*EXERCISE MATERIALS*
※

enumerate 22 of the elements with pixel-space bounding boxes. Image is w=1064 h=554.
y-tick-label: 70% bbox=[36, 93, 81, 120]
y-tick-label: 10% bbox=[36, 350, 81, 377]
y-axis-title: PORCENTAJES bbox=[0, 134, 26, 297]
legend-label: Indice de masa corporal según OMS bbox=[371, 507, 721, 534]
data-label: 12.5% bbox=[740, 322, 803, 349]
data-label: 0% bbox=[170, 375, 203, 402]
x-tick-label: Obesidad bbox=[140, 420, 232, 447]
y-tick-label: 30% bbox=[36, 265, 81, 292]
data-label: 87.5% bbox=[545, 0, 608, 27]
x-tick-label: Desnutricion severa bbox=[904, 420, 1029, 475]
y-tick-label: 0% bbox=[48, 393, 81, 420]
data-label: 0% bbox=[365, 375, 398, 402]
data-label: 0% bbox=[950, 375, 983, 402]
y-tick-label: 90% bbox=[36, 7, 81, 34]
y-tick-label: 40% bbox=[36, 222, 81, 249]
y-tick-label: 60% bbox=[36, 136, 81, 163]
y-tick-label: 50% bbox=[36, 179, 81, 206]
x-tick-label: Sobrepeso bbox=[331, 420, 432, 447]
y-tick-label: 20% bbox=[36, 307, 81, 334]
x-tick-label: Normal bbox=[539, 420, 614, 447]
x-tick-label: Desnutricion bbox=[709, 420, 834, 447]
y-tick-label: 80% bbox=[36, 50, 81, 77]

※

*INSTRUCTION*
Count the lines in the entries above that contain the string "Desnutricion", and give only the number.

*EXERCISE OUTPUT*
2